-- READING PASSAGE follows --

5:15 Jon Stewart: Pat Toomey stood up there — Patriot Pat Toomey, excuse me, I'm sorry. I want to give him his propers, I want to make sure that I give him his propers. Patriot Pat Toomey stood on the floor and said “this is a slush fund, they're gonna use $400 billion to spend on whatever they want.” That's nonsense. I call bullshit. This isn't a slush fund. You know, what's a slush fund? The OSO, the Overseas Contingency Operations Fund. $60 billion, $70 billion every year on top of $500 billion, $600 billion, $700 billion of a defense budget. That's a slush fund, unaccountable. No guardrails? Did Pat Toomey stand up and say, this is irresponsible. The guard rails? No, not one of them. Did they vote for it year after year after year? You don't support the troops. You support the war machine.

-- READING PASSAGE concluded --
-- DATA SHOWN follows --

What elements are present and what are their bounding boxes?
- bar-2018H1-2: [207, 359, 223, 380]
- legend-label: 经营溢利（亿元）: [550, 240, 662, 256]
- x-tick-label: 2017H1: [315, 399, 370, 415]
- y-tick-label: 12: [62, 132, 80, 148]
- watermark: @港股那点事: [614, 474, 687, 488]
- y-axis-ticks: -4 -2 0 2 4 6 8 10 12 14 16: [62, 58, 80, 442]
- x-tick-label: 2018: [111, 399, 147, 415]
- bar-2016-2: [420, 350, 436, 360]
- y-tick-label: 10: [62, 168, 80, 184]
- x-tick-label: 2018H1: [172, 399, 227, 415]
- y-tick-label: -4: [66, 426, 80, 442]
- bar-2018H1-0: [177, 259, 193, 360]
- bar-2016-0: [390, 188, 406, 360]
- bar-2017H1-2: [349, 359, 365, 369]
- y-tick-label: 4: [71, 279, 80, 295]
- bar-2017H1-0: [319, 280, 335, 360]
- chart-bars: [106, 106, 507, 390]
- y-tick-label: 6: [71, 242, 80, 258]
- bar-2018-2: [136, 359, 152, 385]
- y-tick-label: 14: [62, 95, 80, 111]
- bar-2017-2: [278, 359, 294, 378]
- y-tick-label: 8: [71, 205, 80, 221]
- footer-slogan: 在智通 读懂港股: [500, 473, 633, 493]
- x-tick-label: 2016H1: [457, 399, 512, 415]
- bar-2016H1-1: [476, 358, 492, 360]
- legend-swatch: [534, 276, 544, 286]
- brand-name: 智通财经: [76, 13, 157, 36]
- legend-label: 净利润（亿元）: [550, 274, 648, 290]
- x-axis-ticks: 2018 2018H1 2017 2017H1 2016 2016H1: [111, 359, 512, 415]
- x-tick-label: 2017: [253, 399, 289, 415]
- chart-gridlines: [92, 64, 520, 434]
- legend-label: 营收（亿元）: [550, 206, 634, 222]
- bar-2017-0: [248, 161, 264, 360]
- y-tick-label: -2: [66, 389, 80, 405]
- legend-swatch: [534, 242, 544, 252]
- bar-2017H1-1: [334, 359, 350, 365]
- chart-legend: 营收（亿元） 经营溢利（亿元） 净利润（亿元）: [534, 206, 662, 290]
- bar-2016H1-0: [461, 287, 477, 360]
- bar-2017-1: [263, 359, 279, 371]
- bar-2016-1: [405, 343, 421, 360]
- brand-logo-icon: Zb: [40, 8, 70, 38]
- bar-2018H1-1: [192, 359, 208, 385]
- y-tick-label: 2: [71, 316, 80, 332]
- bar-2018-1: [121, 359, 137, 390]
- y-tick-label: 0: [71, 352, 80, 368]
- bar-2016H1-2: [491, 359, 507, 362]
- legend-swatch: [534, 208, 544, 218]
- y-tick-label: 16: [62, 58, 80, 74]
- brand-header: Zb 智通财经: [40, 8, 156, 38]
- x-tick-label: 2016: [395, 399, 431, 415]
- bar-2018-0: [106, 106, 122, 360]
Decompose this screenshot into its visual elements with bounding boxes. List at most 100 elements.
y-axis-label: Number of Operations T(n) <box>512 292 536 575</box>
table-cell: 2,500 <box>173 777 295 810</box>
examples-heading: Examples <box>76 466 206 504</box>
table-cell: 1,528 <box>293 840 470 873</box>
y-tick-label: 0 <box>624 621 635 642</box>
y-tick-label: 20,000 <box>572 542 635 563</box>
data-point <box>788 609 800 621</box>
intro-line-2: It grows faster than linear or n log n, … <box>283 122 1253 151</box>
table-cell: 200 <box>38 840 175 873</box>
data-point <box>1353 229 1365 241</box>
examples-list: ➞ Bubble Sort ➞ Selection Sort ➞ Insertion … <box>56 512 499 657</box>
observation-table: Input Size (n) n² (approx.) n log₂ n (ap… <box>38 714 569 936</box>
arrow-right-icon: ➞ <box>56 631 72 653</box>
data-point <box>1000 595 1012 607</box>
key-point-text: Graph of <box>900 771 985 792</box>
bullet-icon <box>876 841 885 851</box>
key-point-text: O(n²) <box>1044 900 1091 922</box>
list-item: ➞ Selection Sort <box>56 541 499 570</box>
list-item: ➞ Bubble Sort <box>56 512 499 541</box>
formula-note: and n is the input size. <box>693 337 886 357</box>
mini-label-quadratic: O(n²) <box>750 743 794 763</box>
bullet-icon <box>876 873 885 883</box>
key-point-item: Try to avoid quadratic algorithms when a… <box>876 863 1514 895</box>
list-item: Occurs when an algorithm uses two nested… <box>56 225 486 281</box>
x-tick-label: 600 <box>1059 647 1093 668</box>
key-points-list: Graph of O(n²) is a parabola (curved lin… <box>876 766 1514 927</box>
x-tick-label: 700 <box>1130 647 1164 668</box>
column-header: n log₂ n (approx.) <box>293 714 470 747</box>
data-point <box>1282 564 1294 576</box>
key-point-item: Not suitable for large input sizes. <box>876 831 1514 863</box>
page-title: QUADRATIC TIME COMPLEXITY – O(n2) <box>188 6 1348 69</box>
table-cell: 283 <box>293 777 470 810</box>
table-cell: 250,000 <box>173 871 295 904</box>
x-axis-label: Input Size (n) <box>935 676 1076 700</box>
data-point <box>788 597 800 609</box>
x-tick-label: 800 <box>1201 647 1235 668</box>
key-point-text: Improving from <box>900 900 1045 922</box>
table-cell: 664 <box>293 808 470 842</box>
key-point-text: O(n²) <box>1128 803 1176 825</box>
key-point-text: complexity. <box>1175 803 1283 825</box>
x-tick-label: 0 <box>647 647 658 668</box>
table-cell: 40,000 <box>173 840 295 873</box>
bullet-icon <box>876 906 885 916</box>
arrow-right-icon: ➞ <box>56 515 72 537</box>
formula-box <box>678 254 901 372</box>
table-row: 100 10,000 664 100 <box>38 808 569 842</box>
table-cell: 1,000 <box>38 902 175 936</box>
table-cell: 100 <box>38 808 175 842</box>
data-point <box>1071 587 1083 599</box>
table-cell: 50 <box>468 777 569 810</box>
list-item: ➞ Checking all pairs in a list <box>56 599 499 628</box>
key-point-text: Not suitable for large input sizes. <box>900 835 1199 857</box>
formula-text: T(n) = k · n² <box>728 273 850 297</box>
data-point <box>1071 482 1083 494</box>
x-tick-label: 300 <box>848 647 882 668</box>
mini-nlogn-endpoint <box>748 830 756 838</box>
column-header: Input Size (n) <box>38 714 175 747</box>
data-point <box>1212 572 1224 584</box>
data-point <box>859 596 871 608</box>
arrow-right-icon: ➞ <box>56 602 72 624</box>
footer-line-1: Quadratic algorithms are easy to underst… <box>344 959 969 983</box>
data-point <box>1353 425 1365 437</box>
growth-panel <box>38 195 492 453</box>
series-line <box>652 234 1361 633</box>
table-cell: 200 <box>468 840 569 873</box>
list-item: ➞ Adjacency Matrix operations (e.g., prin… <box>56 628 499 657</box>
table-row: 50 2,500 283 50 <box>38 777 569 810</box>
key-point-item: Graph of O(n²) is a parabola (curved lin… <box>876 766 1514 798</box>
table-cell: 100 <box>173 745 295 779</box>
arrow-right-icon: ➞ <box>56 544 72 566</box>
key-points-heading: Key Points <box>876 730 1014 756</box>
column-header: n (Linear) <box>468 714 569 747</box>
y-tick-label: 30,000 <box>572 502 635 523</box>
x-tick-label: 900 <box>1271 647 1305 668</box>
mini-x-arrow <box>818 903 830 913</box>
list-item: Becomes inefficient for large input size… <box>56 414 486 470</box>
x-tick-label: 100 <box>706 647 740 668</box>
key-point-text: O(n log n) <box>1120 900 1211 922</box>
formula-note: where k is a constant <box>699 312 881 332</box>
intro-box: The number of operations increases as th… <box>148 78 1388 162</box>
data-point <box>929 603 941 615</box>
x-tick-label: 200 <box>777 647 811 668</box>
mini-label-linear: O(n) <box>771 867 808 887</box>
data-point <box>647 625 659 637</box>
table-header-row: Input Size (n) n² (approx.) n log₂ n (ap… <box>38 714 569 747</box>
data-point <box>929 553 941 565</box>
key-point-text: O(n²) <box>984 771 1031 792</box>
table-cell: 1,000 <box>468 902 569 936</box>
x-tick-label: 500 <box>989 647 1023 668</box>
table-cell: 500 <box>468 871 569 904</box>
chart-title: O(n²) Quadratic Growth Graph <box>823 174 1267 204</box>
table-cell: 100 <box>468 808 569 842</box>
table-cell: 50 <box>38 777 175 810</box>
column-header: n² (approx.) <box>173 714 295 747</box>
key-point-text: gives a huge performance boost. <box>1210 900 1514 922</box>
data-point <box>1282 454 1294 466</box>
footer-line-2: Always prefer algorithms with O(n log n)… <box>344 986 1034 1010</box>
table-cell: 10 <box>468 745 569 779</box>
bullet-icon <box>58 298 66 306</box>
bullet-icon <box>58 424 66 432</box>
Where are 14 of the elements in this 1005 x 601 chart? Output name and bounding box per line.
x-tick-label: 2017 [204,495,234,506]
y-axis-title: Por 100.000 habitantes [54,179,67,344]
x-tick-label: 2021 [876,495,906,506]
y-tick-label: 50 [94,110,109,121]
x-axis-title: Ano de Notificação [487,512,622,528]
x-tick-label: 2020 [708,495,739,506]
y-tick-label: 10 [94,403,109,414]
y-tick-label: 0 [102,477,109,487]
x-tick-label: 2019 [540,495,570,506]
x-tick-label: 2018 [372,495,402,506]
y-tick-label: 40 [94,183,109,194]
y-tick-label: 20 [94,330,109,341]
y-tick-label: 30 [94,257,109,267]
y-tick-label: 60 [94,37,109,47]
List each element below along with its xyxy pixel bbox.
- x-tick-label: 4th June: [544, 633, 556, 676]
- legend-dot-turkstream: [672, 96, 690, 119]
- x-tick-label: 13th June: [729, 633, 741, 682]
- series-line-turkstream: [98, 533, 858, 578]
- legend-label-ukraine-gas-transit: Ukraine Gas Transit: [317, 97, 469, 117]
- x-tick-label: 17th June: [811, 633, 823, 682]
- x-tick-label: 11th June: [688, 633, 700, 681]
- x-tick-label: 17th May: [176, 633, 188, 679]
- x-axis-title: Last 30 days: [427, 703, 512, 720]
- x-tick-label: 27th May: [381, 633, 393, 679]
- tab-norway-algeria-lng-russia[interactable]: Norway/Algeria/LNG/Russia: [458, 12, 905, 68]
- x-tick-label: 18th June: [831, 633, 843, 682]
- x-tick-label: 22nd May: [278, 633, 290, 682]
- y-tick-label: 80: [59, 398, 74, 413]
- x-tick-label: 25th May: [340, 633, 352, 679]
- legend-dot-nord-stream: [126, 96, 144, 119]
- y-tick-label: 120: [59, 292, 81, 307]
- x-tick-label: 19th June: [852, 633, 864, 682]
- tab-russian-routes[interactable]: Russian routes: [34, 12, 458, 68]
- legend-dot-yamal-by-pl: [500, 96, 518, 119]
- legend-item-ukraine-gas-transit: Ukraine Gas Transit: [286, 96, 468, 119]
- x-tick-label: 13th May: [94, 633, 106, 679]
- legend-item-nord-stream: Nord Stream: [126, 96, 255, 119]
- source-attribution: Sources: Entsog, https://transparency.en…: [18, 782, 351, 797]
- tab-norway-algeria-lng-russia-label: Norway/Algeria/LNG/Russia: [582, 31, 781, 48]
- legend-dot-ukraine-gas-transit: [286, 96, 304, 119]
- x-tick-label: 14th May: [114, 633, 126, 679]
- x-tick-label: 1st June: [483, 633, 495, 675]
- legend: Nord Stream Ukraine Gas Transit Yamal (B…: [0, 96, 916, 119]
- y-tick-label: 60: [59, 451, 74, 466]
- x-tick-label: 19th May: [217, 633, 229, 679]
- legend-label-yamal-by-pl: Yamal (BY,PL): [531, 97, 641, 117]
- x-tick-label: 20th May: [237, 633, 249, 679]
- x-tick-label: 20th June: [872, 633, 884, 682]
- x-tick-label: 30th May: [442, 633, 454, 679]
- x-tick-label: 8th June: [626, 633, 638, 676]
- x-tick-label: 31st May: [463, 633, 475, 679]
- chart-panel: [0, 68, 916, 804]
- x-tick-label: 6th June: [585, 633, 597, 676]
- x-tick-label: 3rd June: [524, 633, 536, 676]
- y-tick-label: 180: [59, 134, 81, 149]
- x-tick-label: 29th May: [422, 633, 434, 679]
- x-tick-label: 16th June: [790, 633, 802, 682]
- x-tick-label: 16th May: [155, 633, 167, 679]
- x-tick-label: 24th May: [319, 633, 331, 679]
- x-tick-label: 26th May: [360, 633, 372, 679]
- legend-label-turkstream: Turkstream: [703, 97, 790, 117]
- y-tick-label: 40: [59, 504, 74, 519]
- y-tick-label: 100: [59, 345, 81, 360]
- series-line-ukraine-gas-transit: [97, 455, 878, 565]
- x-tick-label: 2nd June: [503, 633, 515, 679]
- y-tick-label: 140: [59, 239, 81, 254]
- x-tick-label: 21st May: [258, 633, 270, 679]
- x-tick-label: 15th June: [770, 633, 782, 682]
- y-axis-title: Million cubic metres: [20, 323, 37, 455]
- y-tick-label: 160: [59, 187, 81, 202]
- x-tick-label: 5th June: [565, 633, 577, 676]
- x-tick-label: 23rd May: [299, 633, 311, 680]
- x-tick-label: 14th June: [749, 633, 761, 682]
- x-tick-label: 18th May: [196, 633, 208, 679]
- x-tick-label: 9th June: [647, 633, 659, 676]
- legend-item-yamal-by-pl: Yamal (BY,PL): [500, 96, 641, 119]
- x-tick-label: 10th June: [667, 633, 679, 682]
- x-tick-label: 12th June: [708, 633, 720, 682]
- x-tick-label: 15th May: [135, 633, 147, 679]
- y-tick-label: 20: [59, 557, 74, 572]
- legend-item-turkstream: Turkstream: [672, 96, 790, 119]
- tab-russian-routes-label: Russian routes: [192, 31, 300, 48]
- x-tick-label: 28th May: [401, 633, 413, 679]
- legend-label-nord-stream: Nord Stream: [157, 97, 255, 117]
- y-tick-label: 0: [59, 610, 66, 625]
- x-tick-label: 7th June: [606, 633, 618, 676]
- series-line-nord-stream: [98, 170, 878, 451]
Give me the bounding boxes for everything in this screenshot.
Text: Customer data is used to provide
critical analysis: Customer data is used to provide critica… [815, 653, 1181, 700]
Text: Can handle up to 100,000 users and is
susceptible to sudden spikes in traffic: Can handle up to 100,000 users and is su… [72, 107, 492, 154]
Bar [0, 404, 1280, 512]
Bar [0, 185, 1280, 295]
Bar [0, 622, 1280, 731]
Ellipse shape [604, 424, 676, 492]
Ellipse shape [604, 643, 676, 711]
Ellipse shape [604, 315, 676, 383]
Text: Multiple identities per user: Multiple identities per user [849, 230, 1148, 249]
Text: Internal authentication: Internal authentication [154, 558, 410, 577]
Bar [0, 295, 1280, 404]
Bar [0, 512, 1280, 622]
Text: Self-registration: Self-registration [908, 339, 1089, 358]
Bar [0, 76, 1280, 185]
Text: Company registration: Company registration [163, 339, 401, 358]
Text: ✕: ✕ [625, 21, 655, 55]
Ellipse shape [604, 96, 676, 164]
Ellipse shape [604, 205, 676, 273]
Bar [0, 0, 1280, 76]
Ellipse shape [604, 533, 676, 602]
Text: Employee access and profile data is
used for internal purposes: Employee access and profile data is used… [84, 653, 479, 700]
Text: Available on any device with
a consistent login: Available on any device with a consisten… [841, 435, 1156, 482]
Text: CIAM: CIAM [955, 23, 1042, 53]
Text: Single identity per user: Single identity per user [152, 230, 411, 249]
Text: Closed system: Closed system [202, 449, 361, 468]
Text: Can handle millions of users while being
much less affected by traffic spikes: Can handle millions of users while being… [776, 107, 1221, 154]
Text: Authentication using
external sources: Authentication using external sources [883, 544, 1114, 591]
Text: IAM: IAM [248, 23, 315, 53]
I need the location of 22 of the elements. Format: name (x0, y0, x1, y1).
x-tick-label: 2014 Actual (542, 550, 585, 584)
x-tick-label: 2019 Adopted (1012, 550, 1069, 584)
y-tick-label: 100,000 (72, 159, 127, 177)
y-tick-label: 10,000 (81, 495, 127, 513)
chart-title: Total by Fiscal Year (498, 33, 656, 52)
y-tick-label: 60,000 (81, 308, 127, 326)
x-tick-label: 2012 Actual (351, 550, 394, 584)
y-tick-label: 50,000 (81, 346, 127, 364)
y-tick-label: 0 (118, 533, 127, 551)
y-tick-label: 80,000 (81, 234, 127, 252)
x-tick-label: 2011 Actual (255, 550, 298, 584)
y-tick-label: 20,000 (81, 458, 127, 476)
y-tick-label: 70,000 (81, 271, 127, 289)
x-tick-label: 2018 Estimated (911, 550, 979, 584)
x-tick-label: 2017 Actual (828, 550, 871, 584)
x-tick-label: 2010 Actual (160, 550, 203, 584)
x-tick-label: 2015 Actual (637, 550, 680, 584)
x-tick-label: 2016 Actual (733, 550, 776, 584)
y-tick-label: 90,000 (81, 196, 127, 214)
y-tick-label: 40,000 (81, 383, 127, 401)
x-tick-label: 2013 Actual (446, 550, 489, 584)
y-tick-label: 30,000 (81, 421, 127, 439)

-- DATA SHOWN concluded --

▶ **PROBLEM 1**:
Decide whether each statement below agrees with the slush fund passage. For each one, answer yes or no and quote the deciding words of the passage. (a) The Overseas Contingency Operations Fund is offered as an example of a slush fund. (b) In the quoted floor remarks, the amount said to be spent on whatever they want is $300 billion. (c) The speaker accepts that the fund Toomey criticized is a slush fund.
▶ **PROBLEM 2**:
Write a continuation of the slush fund passage, beginning right after its final sentence.

▶ **RESPONSE 1**:
(a) Yes: "You know, what's a slush fund? The OSO, the Overseas Contingency Operations Fund." and "That's a slush fund, unaccountable."
(b) No: "they're gonna use $400 billion to spend on whatever they want."
(c) No: "This isn't a slush fund."

▶ **RESPONSE 2**:
7:10 Jon Stewart: And now they say, “Well, this will get done. Maybe after we get back from our summer recess, maybe during the lame duck…” because they're on Senate time. Do you understand? You live around here. Senate time is ridiculous. These motherfuckers live to 200 — they’re tortoises. They live forever and they never lose their jobs and they never lose their benefits and they never lose all those things. Well, [sick veterans are] not on Senate time. They're on human time. Cancer time.
8:20 Jon Stewart: I honestly don't even know what to say anymore. But we need your help, because we're not leaving. These people cannot go away. I don't know if you know this, you know, obviously, I'm not a military expert. I didn't serve in the military, but from what I understand, you're not allowed to just leave your post when the mission isn't completed. Apparently you take an oath, you swear an oath, and you can't leave, that these folks can leave because they're on Senate time. Go ahead, go home, spend time with your families, because these people can't do it anymore. So they can't leave until this gets done.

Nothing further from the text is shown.